_Yapılacak iş_
Hıncal Uluç üzerine yazıda "Yetmemiş, bu Galatasaray’ı" ifadesini içeren sözlerle açılıp "deme şimdi böyle." ile kapanan kısmı hiç değiştirmeden yineler misin?

_Belge bölümü_
------------------------------------------------
Özhan Canaydın, Galatasaray, Metin Şentürk, Şampiyonlar Ligi, 
				uefa, Gerets, Hagi, Taffarel, Popescu, Emre, Okan, Hakan, 
				Jardel, Tamas, Bratu, Almaguer, İliç, İnamoto, kalli
				
               
 
              	
               
                  
		
		Erkut Tekin
				  
                 
                  
                 13 Mart 2008
 
				 
				
				Hıncal Uluç
					
                  
               
				
				
				
				Hıncal Uluç, geçmişte birçok gazeteci adayının idolüydü. Medyacı 
				ağzı ile Hıncal ağabeydi o. 
				 
				
				
				
				Sarı kırmızı kaşkol isimli kitabı, yaşı benim gibi 40 civarında 
				olan tüm Galatasaraylıların başucu kitabı sayılırdı. Zaman 
				Hıncal ustayı zirveye taşıdı. 
				 
				
				
				
				Doğru yorumlar ve yaptığı gazetecilikle bunu ziyadesiyle hak 
				ediyordu zaten. Ama o zirvedeyken dosttan çok düşman kazandı. 
				Hatta yetmedi, düşmanlar yarattı kendine. 
				 
				
				
				
				Eleştirmemdeki maksat derin futbol bilgisine gölge düşürmek ya 
				da entelektüel birikimini görmezden gelmek filan değil asla. 
				Haddime de düşmez zaten. 
				 
				
				
				
				Ancak uzunca süredir köşesinden sağa sola saldırmasını insanları 
				aşağılamasını ve en önemlisi kötü üslubunu gördükçe etme eyleme 
				usta diyorum. 
				 
				
				
				
				Dünkü yazısında Zico’ya korkak adam, Kalli’ye de cinayet işleyen 
				adam demiş yine. 
				 
				
				
				
				Yetmemiş, bu Galatasaray’ı bana versinler iki takım yapar, 
				ikisiyle de Fener’i yenerim demiş. 
				 
				
				
				
				Deme böyle Hıncal usta. Daha düne kadar Kalli için “bu ülkenin 
				en genç beyinli hocasına oynattığı futbol için teşekkür ederim” 
				diyen sen iken, deme şimdi böyle. 
				 
				
				
				
				Yanlış bilmiyorsam sende 1939 doğumlusun. Yani seneye bir büyük 
				70’lik olacaksın inşallah. Mehmet Demirkol ile girdiğin anlamsız 
				düellodan aldığın yara henüz kapanmadan yeni cepheler açma 
				kendine.
------------------------------------------------
_Verilen kayıtlar_
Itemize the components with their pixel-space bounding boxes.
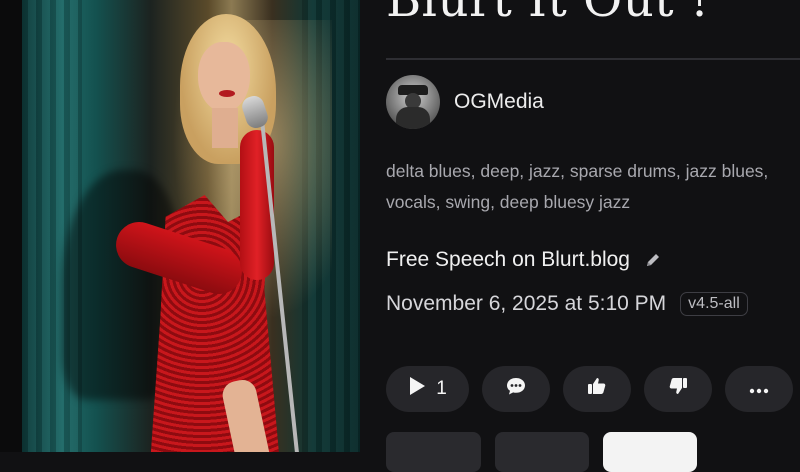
model-version-badge: v4.5-all: [680, 292, 748, 316]
thumbs-down-icon: [667, 375, 689, 403]
left-edge: [0, 0, 22, 452]
style-tags-line-1: delta blues, deep, jazz, sparse drums, j…: [386, 161, 769, 181]
style-tags-line-2: vocals, swing, deep bluesy jazz: [386, 192, 631, 212]
cover-art-image: [22, 0, 360, 452]
thumbs-up-icon: [586, 375, 608, 403]
pencil-icon[interactable]: [644, 251, 662, 269]
workspace-row: Free Speech on Blurt.blog: [386, 248, 662, 272]
singer-lips: [219, 90, 235, 97]
more-options-button[interactable]: [725, 366, 793, 412]
like-button[interactable]: [563, 366, 631, 412]
play-icon: [408, 376, 426, 402]
style-tags: delta blues, deep, jazz, sparse drums, j…: [386, 156, 800, 218]
author-link[interactable]: OGMedia: [386, 75, 544, 129]
singer-neck: [212, 108, 238, 148]
bottom-buttons-row: [386, 432, 697, 472]
dislike-button[interactable]: [644, 366, 712, 412]
comment-button[interactable]: [482, 366, 550, 412]
avatar[interactable]: [386, 75, 440, 129]
title-divider: [386, 58, 800, 60]
action-bar: 1: [386, 366, 793, 412]
bottom-button-1[interactable]: [386, 432, 481, 472]
date-row: November 6, 2025 at 5:10 PM v4.5-all: [386, 292, 748, 316]
workspace-name[interactable]: Free Speech on Blurt.blog: [386, 248, 630, 272]
comment-icon: [505, 375, 527, 403]
song-title: Blurt It Out !: [386, 0, 710, 28]
bottom-button-2[interactable]: [495, 432, 589, 472]
author-name[interactable]: OGMedia: [454, 90, 544, 114]
created-date: November 6, 2025 at 5:10 PM: [386, 292, 667, 315]
bottom-button-3[interactable]: [603, 432, 697, 472]
avatar-body: [396, 107, 430, 129]
play-button[interactable]: 1: [386, 366, 469, 412]
play-count: 1: [436, 378, 447, 399]
more-icon: [748, 378, 770, 400]
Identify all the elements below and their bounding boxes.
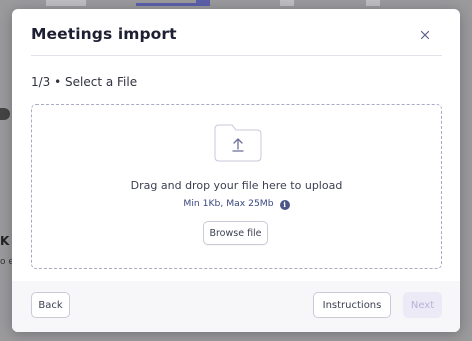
info-icon[interactable]: i [279, 200, 290, 210]
back-button[interactable]: Back [31, 292, 70, 318]
file-size-limits: Min 1Kb, Max 25Mb i [32, 198, 441, 210]
modal-footer: Back Instructions Next [12, 281, 460, 332]
dropzone-instruction: Drag and drop your file here to upload [130, 179, 343, 192]
modal-title: Meetings import [31, 25, 177, 43]
instructions-button[interactable]: Instructions [313, 292, 391, 318]
background-tab [46, 0, 86, 6]
background-text: K [0, 234, 10, 248]
step-indicator: 1/3 • Select a File [31, 75, 138, 89]
close-icon [420, 30, 430, 40]
background-toggle [0, 108, 10, 120]
file-dropzone[interactable]: Drag and drop your file here to upload M… [31, 104, 442, 269]
next-button[interactable]: Next [403, 292, 442, 318]
meetings-import-modal: Meetings import 1/3 • Select a File Drag… [12, 9, 460, 332]
browse-file-button[interactable]: Browse file [203, 221, 268, 245]
upload-file-icon [214, 124, 262, 162]
file-size-limits-text: Min 1Kb, Max 25Mb [183, 198, 274, 209]
background-tab-marker [196, 0, 210, 6]
header-divider [31, 55, 442, 56]
background-tab [366, 0, 380, 6]
background-tab [280, 0, 294, 6]
close-button[interactable] [415, 25, 435, 45]
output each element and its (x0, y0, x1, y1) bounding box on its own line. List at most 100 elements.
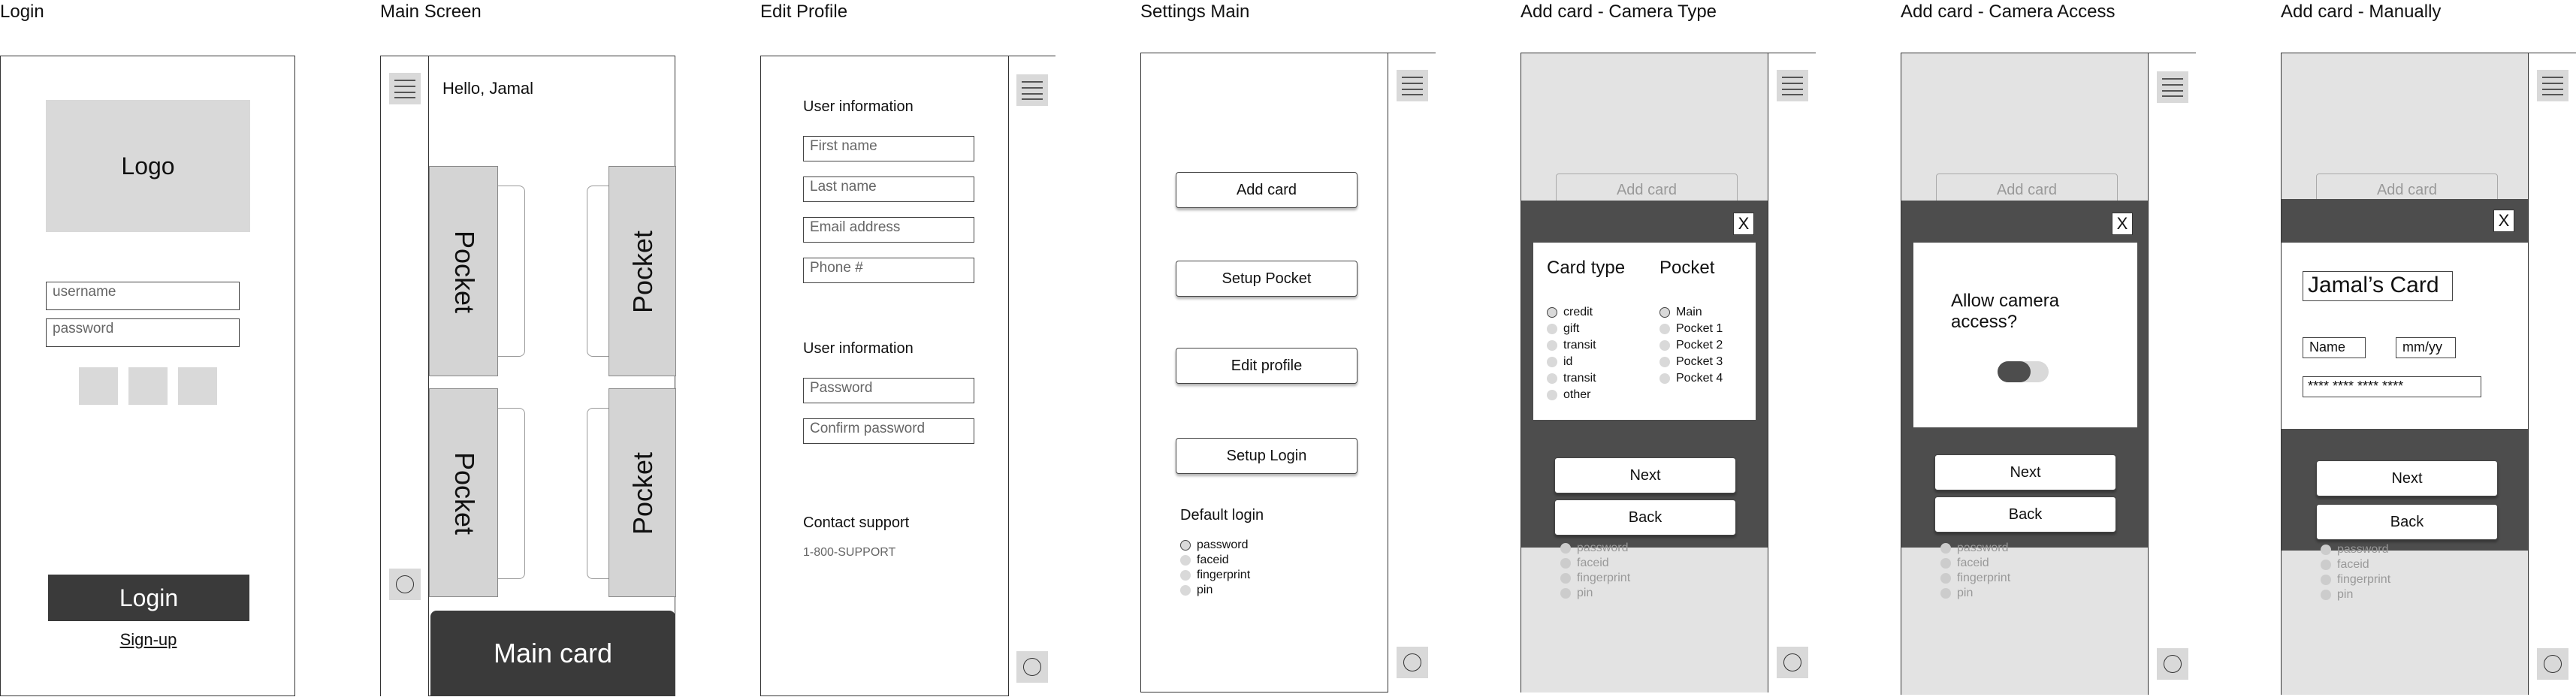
------------------------------------------------
_Yazılı cevap_
Yetmemiş, bu Galatasaray’ı bana versinler iki takım yapar, 
				ikisiyle de Fener’i yenerim demiş. 
				 
				
				
				
				Deme böyle Hıncal usta. Daha düne kadar Kalli için “bu ülkenin 
				en genç beyinli hocasına oynattığı futbol için teşekkür ederim” 
				diyen sen iken, deme şimdi böyle.